[Testo scelto]:
........
Un lavoro filmico e formale che prosegue anche in Under the Silver Lake in cui quello che non c’è, che non esiste e che non può essere diventano il centro di una rilettura del noir classico.
Il protagonista (Andrew Garfield) è un perditempo che si innamora di una ragazza appena arrivata nel suo residence la quale dopo pochi giorni scompare: si pone sulle sue tracce ed entrerà in un intrico fitto fino al delirio, come ogni buon noir che si rispetti. Mitchell prende Chandler e la sua versione acida, ovvero Vizio di forma di Pynchon (e il film di P. T. Anderson), e realizza un noir stupefatto in cui la commedia prende sempre più le forme di un delirio fatto di messaggi subliminali, assassini di cani, complotti e cultura pop anni ’80 e ’90 tutto frullato dall’occhio hipster del regista (prodotto da A24, la più hipster delle società).
E in questo frullato dove Mitchell mette di tutto in modo più o meno diretto, da Hitchcock e Lynch a Super Mario, costruendo l’immagine come una mappa del tesoro, si racconta la gioiosa superficialità di un mondo, il modo con cui fa i conti con l’ignoto e il bisogno di ritrovare dietro o dentro l’indolenza un sentimento vero, un appiglio umano da cui ricominciare.
........
[Dati forniti]:
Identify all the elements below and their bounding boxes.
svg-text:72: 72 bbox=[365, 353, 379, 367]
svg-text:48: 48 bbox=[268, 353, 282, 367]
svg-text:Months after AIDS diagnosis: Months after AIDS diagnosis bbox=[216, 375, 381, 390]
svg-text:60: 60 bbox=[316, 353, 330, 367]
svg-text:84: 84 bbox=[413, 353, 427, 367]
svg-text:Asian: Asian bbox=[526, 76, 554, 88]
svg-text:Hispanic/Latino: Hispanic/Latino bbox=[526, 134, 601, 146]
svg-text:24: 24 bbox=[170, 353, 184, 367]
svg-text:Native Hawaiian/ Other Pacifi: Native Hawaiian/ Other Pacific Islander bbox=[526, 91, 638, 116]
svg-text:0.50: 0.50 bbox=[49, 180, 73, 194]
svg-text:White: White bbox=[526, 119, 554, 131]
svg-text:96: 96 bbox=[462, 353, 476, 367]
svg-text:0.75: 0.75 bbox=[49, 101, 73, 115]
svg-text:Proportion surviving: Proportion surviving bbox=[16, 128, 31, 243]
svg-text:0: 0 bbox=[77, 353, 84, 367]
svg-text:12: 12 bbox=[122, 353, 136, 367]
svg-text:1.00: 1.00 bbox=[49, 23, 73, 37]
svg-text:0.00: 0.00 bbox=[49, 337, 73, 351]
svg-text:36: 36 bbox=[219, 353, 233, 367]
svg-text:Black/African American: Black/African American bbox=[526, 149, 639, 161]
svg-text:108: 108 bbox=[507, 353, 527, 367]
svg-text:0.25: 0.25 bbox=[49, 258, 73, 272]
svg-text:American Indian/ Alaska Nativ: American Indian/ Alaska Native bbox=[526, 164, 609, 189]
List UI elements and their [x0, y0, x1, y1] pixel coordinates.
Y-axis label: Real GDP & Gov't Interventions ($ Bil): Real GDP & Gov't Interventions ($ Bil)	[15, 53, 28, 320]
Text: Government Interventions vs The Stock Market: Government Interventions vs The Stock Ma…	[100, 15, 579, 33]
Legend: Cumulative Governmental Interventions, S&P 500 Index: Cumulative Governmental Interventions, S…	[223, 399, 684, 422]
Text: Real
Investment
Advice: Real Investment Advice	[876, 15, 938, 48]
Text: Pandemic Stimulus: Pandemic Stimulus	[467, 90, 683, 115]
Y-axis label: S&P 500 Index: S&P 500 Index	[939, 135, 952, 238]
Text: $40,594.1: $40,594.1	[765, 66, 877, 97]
........
[Compiti da svolgere]:
**a.** Conta le righe dei record in cui compare la stringa "axis" e scrivi soltanto il numero.
**b.** Prosegui il testo su Under the Silver Lake a partire dal punto in cui si interrompe.

[Risposte fornite]:
**a.** 2

**b.**
Il cinema classico è il punto di partenza - le luci (per esempio, l’entrata in scena della femme fatale Riley Keough, il modo in cui il taglio luministico le inquadra gli occhi) o la musica di Rich Vreeland che suona orchestrale come negli anni ’40 - di un viaggio cinematografico che entra sempre più in contatto col delirio e a esso crede dando colore e una certa emotività al vuoto, al buco nero dell’inconoscibile in cui naviga.
Una detective story in cui l’unico ordine possibile da dare alla realtà è quello del vuoto, dell’assenza di senso: Mitchell è perfettamente consapevole, anche data la durata di 140’, di chiedere allo spettatore di seguirlo in un cammino incerto, all’apparenza sconclusionato e dai toni stranianti sia nella risata che nella tensione.
Ma se si sta al gioco, se se ne accettano le regole improbabili, Under the Silver Lake è un film divertente, curioso, originale e sotto sotto anche emozionante.